** begin Data records **
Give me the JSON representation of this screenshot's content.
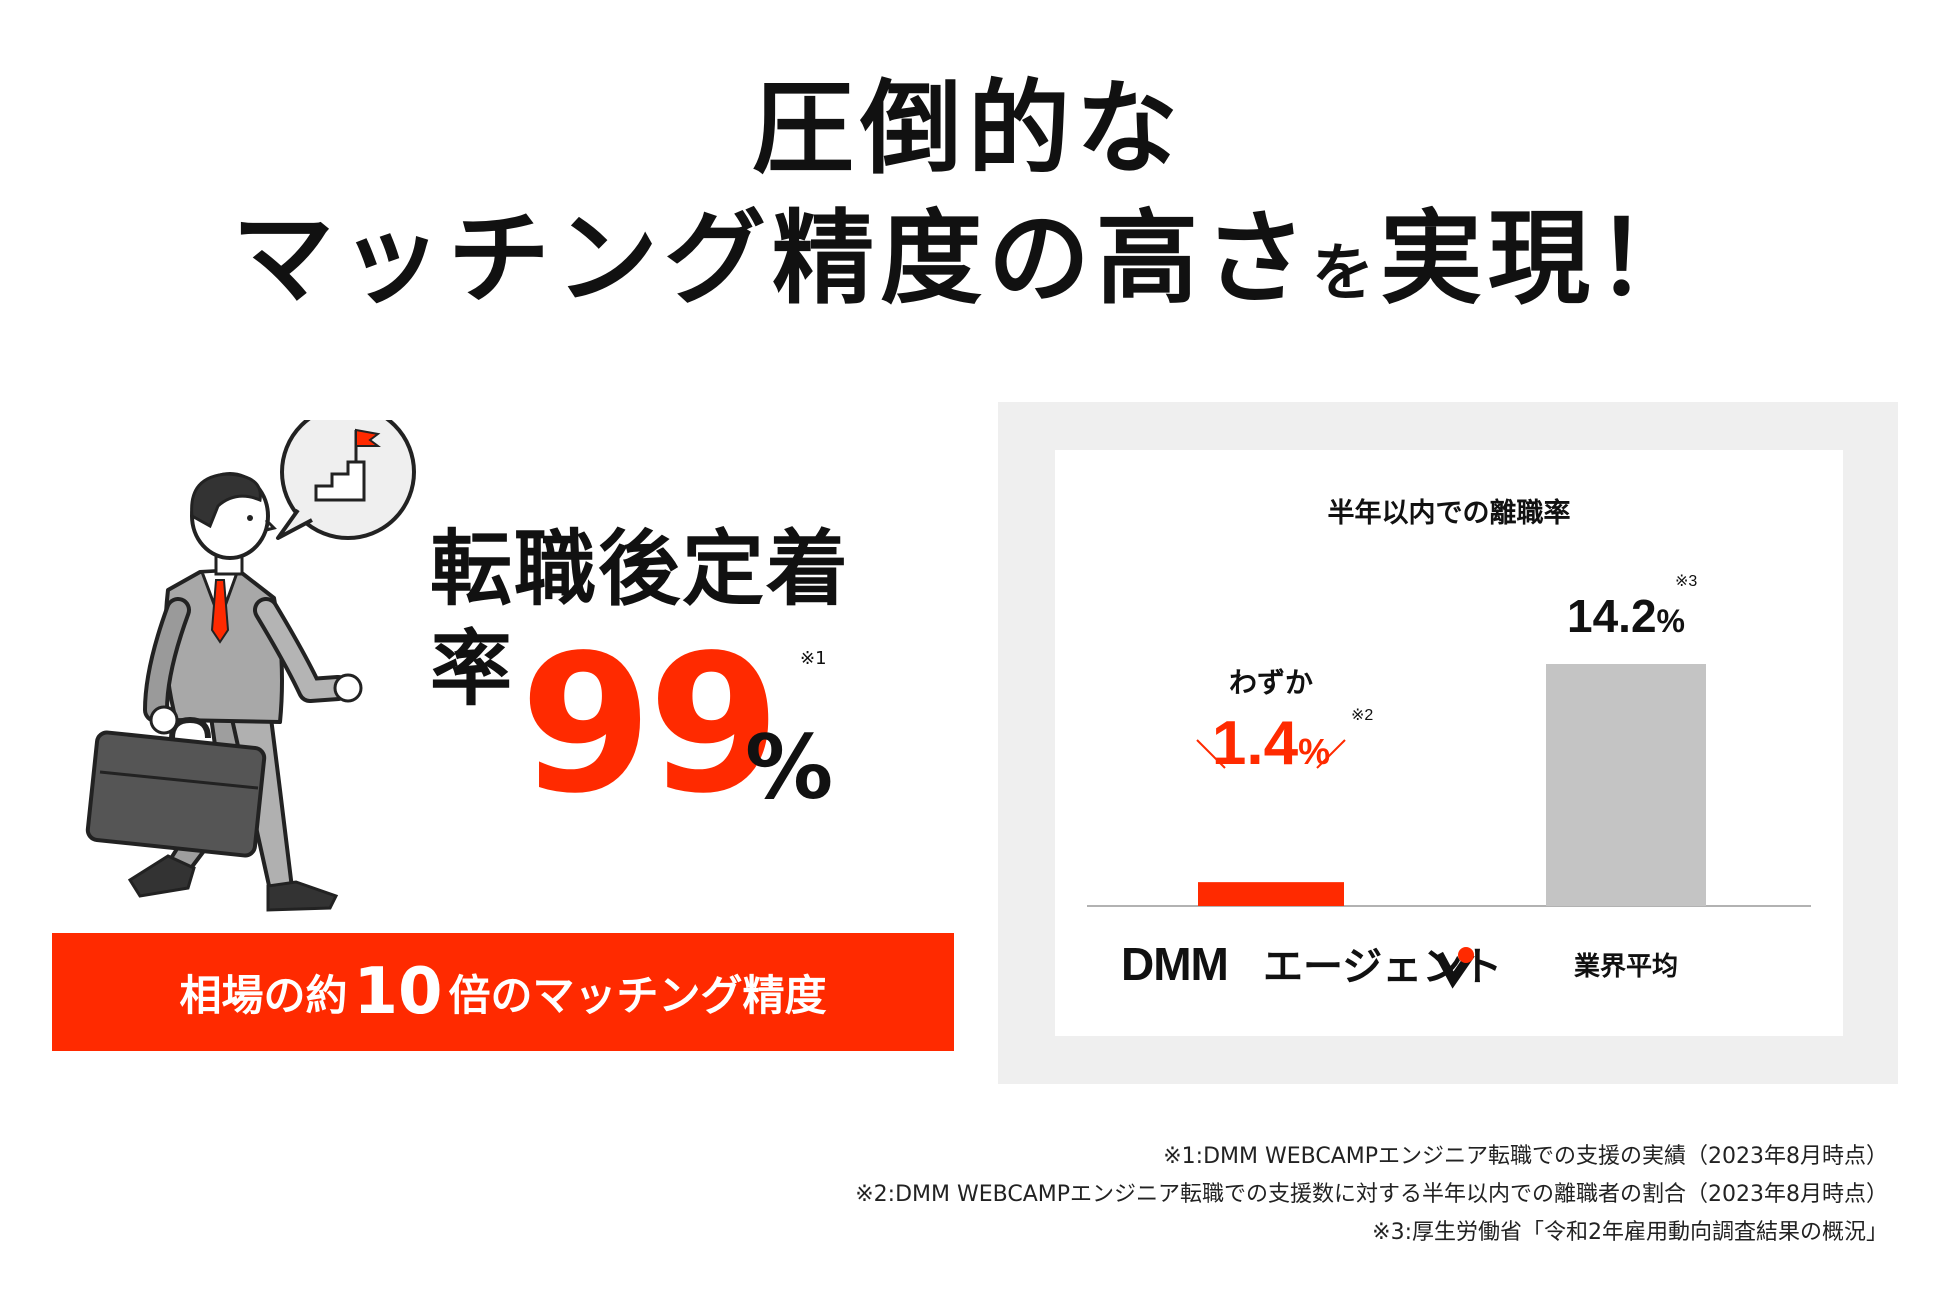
{
  "headline": {
    "line1": "圧倒的な",
    "line2_main": "マッチング精度の高さ",
    "line2_small": "を",
    "line2_end": "実現！"
  },
  "metric": {
    "label": "転職後定着率",
    "value": "99",
    "unit": "%",
    "note": "※1"
  },
  "banner": {
    "prefix": "相場の約",
    "number": "10",
    "suffix": "倍のマッチング精度"
  },
  "colors": {
    "accent": "#ff2a00",
    "bar_gray": "#c4c4c4",
    "panel_bg": "#efefef"
  },
  "chart_data": {
    "type": "bar",
    "title": "半年以内での離職率",
    "categories": [
      "DMM エージェント",
      "業界平均"
    ],
    "values": [
      1.4,
      14.2
    ],
    "value_labels": [
      "1.4",
      "14.2"
    ],
    "unit": "%",
    "notes": [
      "※2",
      "※3"
    ],
    "prefix_label": "わずか",
    "ylim": [
      0,
      14.2
    ],
    "bar_colors": [
      "#ff2a00",
      "#c4c4c4"
    ],
    "grid": false
  },
  "footnotes": [
    "※1:DMM WEBCAMPエンジニア転職での支援の実績（2023年8月時点）",
    "※2:DMM WEBCAMPエンジニア転職での支援数に対する半年以内での離職者の割合（2023年8月時点）",
    "※3:厚生労働省「令和2年雇用動向調査結果の概況」"
  ]
}
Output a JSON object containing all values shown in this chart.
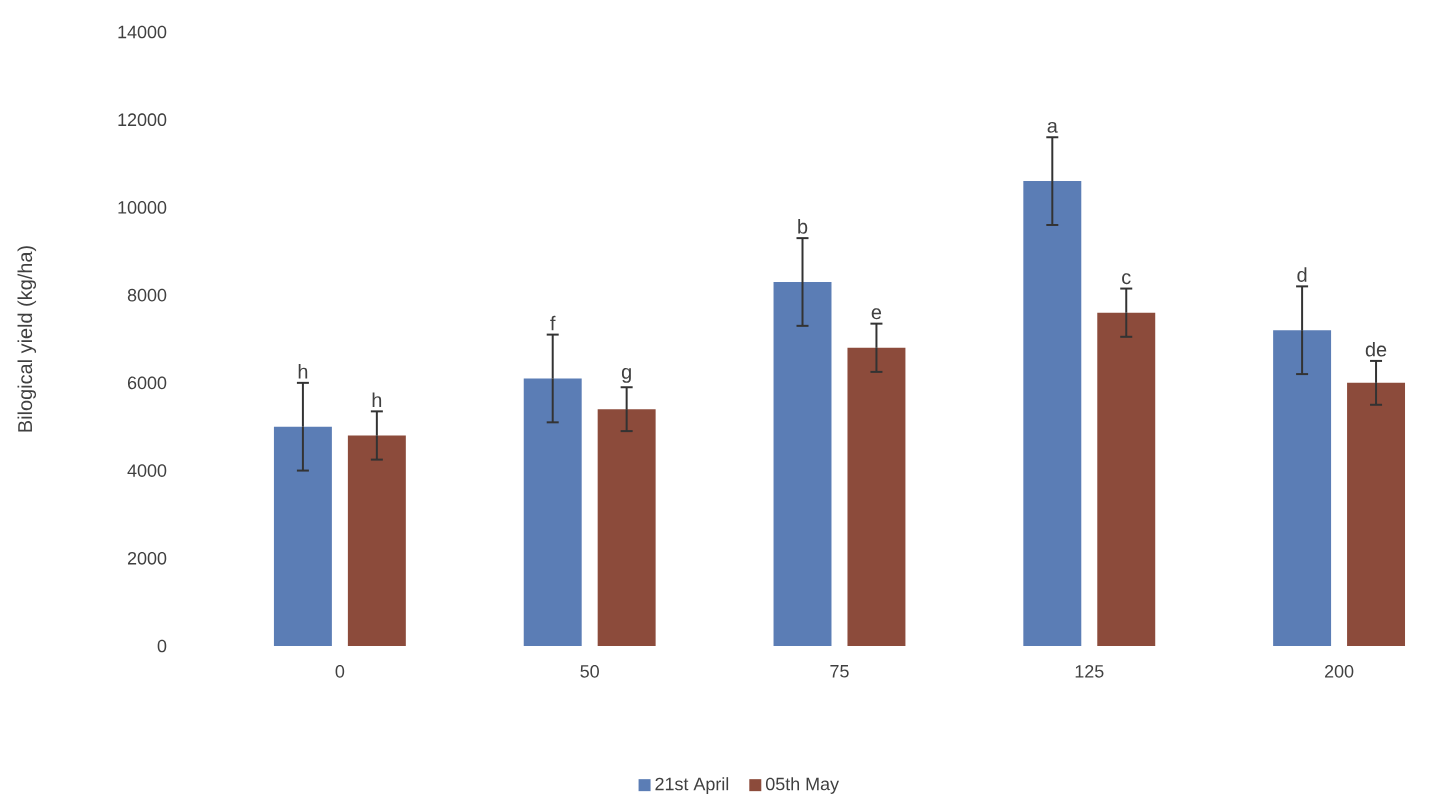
{
  "chart_data": {
    "type": "bar",
    "ylabel": "Bilogical yield (kg/ha)",
    "categories": [
      "0",
      "50",
      "75",
      "125",
      "200"
    ],
    "series": [
      {
        "name": "21st April",
        "color": "#5b7db5",
        "values": [
          5000,
          6100,
          8300,
          10600,
          7200
        ],
        "errors": [
          1000,
          1000,
          1000,
          1000,
          1000
        ]
      },
      {
        "name": "05th May",
        "color": "#8c4b3b",
        "values": [
          4800,
          5400,
          6800,
          7600,
          6000
        ],
        "errors": [
          550,
          500,
          550,
          550,
          500
        ]
      }
    ],
    "ylim": [
      0,
      14000
    ],
    "yticks": [
      0,
      2000,
      4000,
      6000,
      8000,
      10000,
      12000,
      14000
    ],
    "legend": "bottom",
    "grid": false,
    "annotations": [
      "h",
      "h",
      "f",
      "g",
      "b",
      "e",
      "a",
      "c",
      "d",
      "de"
    ]
  }
}
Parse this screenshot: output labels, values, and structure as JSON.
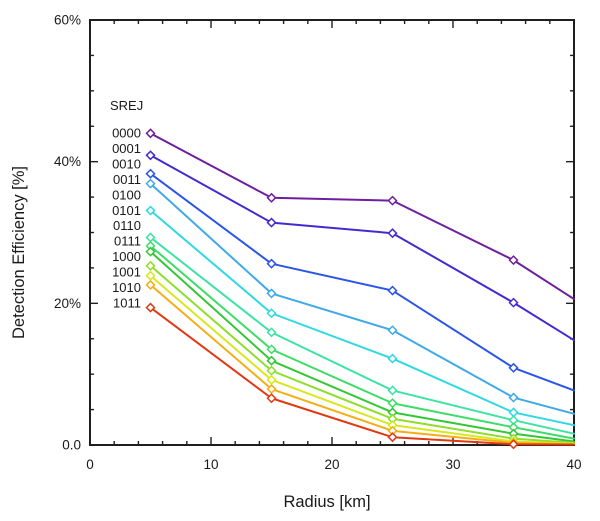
{
  "chart_data": {
    "type": "line",
    "title": "",
    "xlabel": "Radius [km]",
    "ylabel": "Detection Efficiency [%]",
    "xlim": [
      0,
      40
    ],
    "ylim": [
      0,
      60
    ],
    "grid": false,
    "legend_position": "inside-top-left",
    "legend_title": "SREJ",
    "x_major_ticks": [
      0,
      10,
      20,
      30,
      40
    ],
    "x_tick_labels": [
      "0",
      "10",
      "20",
      "30",
      "40"
    ],
    "x_minor_step": 2,
    "y_major_ticks": [
      0,
      20,
      40,
      60
    ],
    "y_tick_labels": [
      "0.0",
      "20%",
      "40%",
      "60%"
    ],
    "y_minor_step": 5,
    "x": [
      5,
      15,
      25,
      35,
      40
    ],
    "marker_x": [
      5,
      15,
      25,
      35
    ],
    "marker_shape": "diamond-open",
    "series": [
      {
        "name": "0000",
        "color": "#6E1E9E",
        "values": [
          44.0,
          34.9,
          34.5,
          26.1,
          20.6
        ]
      },
      {
        "name": "0001",
        "color": "#4629D0",
        "values": [
          40.9,
          31.4,
          29.9,
          20.1,
          14.8
        ]
      },
      {
        "name": "0010",
        "color": "#2B55E8",
        "values": [
          38.3,
          25.6,
          21.8,
          10.9,
          7.7
        ]
      },
      {
        "name": "0011",
        "color": "#3FA9EA",
        "values": [
          36.9,
          21.4,
          16.2,
          6.7,
          4.4
        ]
      },
      {
        "name": "0100",
        "color": "#2FD8E2",
        "values": [
          33.1,
          18.6,
          12.2,
          4.6,
          2.8
        ]
      },
      {
        "name": "0101",
        "color": "#3CE3A4",
        "values": [
          29.3,
          15.9,
          7.7,
          3.5,
          1.6
        ]
      },
      {
        "name": "0110",
        "color": "#3EDC68",
        "values": [
          28.1,
          13.5,
          5.9,
          2.5,
          0.9
        ]
      },
      {
        "name": "0111",
        "color": "#33C733",
        "values": [
          27.3,
          11.9,
          4.6,
          1.6,
          0.5
        ]
      },
      {
        "name": "1000",
        "color": "#8EDE2A",
        "values": [
          25.3,
          10.5,
          3.7,
          0.9,
          0.3
        ]
      },
      {
        "name": "1001",
        "color": "#D8E81C",
        "values": [
          23.9,
          9.2,
          2.8,
          0.5,
          0.2
        ]
      },
      {
        "name": "1010",
        "color": "#F4AE16",
        "values": [
          22.6,
          7.9,
          2.0,
          0.3,
          0.1
        ]
      },
      {
        "name": "1011",
        "color": "#E23812",
        "values": [
          19.4,
          6.6,
          1.1,
          0.1,
          0.05
        ]
      }
    ],
    "axis_color": "#1f1f1f",
    "background_color": "#ffffff"
  }
}
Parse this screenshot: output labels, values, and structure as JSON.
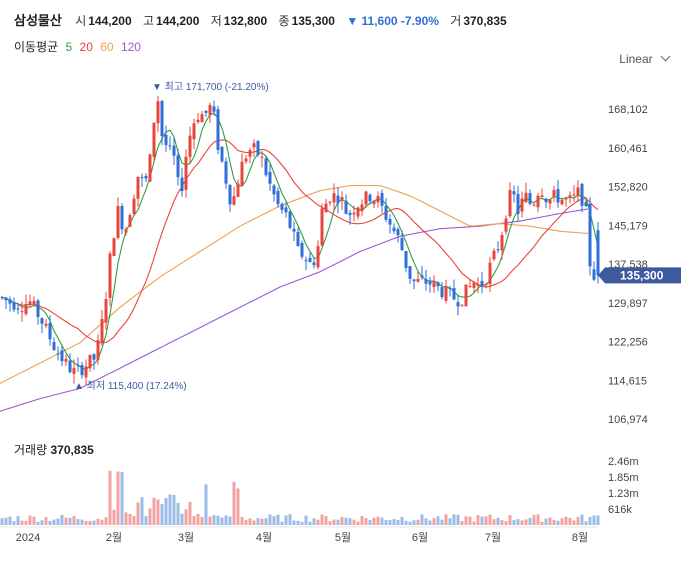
{
  "header": {
    "name": "삼성물산",
    "open_label": "시",
    "open": "144,200",
    "high_label": "고",
    "high": "144,200",
    "low_label": "저",
    "low": "132,800",
    "close_label": "종",
    "close": "135,300",
    "change": "▼ 11,600 -7.90%",
    "volume_label": "거",
    "volume": "370,835"
  },
  "ma": {
    "label": "이동평균",
    "p5": "5",
    "p20": "20",
    "p60": "60",
    "p120": "120"
  },
  "scale_label": "Linear",
  "colors": {
    "up": "#e8453c",
    "down": "#2f6fd6",
    "ma5": "#2ea043",
    "ma20": "#e8453c",
    "ma60": "#f0a050",
    "ma120": "#9b59d6",
    "badge": "#3d5a9e"
  },
  "chart_data": {
    "type": "candlestick",
    "y_ticks": [
      "168,102",
      "160,461",
      "152,820",
      "145,179",
      "137,538",
      "129,897",
      "122,256",
      "114,615",
      "106,974"
    ],
    "y_tick_values": [
      168102,
      160461,
      152820,
      145179,
      137538,
      129897,
      122256,
      114615,
      106974
    ],
    "x_labels": [
      "2024",
      "2월",
      "3월",
      "4월",
      "5월",
      "6월",
      "7월",
      "8월"
    ],
    "last_price": "135,300",
    "annotations": {
      "high": {
        "label": "최고",
        "text": "171,700 (-21.20%)",
        "value": 171700
      },
      "low": {
        "label": "최저",
        "text": "115,400 (17.24%)",
        "value": 115400
      }
    },
    "price_key": [
      [
        0,
        131000
      ],
      [
        10,
        130000
      ],
      [
        20,
        129500
      ],
      [
        30,
        130000
      ],
      [
        40,
        127000
      ],
      [
        55,
        121000
      ],
      [
        65,
        118000
      ],
      [
        75,
        116000
      ],
      [
        85,
        117500
      ],
      [
        95,
        119000
      ],
      [
        100,
        123000
      ],
      [
        105,
        130000
      ],
      [
        108,
        135000
      ],
      [
        112,
        142000
      ],
      [
        118,
        148000
      ],
      [
        125,
        144000
      ],
      [
        132,
        150000
      ],
      [
        138,
        155000
      ],
      [
        145,
        153000
      ],
      [
        150,
        158000
      ],
      [
        155,
        168000
      ],
      [
        158,
        170000
      ],
      [
        162,
        163000
      ],
      [
        168,
        160000
      ],
      [
        175,
        158000
      ],
      [
        180,
        150000
      ],
      [
        185,
        158000
      ],
      [
        190,
        163000
      ],
      [
        196,
        167000
      ],
      [
        205,
        167000
      ],
      [
        212,
        169000
      ],
      [
        218,
        161000
      ],
      [
        225,
        155000
      ],
      [
        232,
        149000
      ],
      [
        240,
        156000
      ],
      [
        248,
        160000
      ],
      [
        256,
        160000
      ],
      [
        262,
        158000
      ],
      [
        270,
        153000
      ],
      [
        278,
        149000
      ],
      [
        286,
        147000
      ],
      [
        292,
        144000
      ],
      [
        298,
        140000
      ],
      [
        305,
        139000
      ],
      [
        312,
        137000
      ],
      [
        318,
        141000
      ],
      [
        322,
        148000
      ],
      [
        330,
        151000
      ],
      [
        340,
        151000
      ],
      [
        348,
        147000
      ],
      [
        355,
        149000
      ],
      [
        362,
        150000
      ],
      [
        370,
        151000
      ],
      [
        378,
        150000
      ],
      [
        386,
        147000
      ],
      [
        394,
        144000
      ],
      [
        400,
        142000
      ],
      [
        405,
        138000
      ],
      [
        412,
        134000
      ],
      [
        420,
        134000
      ],
      [
        428,
        134000
      ],
      [
        436,
        133000
      ],
      [
        444,
        132000
      ],
      [
        452,
        131000
      ],
      [
        460,
        130500
      ],
      [
        466,
        132000
      ],
      [
        474,
        134000
      ],
      [
        480,
        133000
      ],
      [
        486,
        135000
      ],
      [
        492,
        138000
      ],
      [
        500,
        142000
      ],
      [
        506,
        148000
      ],
      [
        512,
        152000
      ],
      [
        518,
        148000
      ],
      [
        525,
        151000
      ],
      [
        532,
        149000
      ],
      [
        540,
        153000
      ],
      [
        548,
        150000
      ],
      [
        556,
        151000
      ],
      [
        564,
        150000
      ],
      [
        572,
        150000
      ],
      [
        580,
        152000
      ],
      [
        586,
        147500
      ],
      [
        591,
        135300
      ]
    ],
    "ma120_key": [
      [
        0,
        108500
      ],
      [
        40,
        111000
      ],
      [
        80,
        113000
      ],
      [
        120,
        117000
      ],
      [
        160,
        121000
      ],
      [
        200,
        125000
      ],
      [
        240,
        129000
      ],
      [
        280,
        133000
      ],
      [
        320,
        136000
      ],
      [
        360,
        140000
      ],
      [
        400,
        143000
      ],
      [
        440,
        144500
      ],
      [
        480,
        145000
      ],
      [
        520,
        146000
      ],
      [
        560,
        147500
      ],
      [
        591,
        148500
      ]
    ],
    "ma60_key": [
      [
        0,
        114000
      ],
      [
        40,
        118000
      ],
      [
        80,
        122000
      ],
      [
        120,
        129000
      ],
      [
        160,
        135000
      ],
      [
        200,
        140000
      ],
      [
        240,
        145000
      ],
      [
        280,
        149000
      ],
      [
        320,
        152000
      ],
      [
        350,
        153000
      ],
      [
        380,
        153000
      ],
      [
        410,
        151000
      ],
      [
        440,
        148000
      ],
      [
        470,
        145000
      ],
      [
        500,
        145500
      ],
      [
        530,
        145000
      ],
      [
        560,
        144000
      ],
      [
        591,
        143500
      ]
    ],
    "volume_ticks": [
      "2.46m",
      "1.85m",
      "1.23m",
      "616k"
    ],
    "volume_tick_values": [
      2460000,
      1850000,
      1230000,
      616000
    ]
  }
}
** end Data records **
### Work to do
Where a line above holds the string "this", show that line.

### Problem solution
Give me the JSON representation of this screenshot's content.
Output a JSON object containing all values shown in this chart.
Parse this screenshot: output labels, values, and structure as JSON.
Parse this screenshot: output labels, values, and structure as JSON.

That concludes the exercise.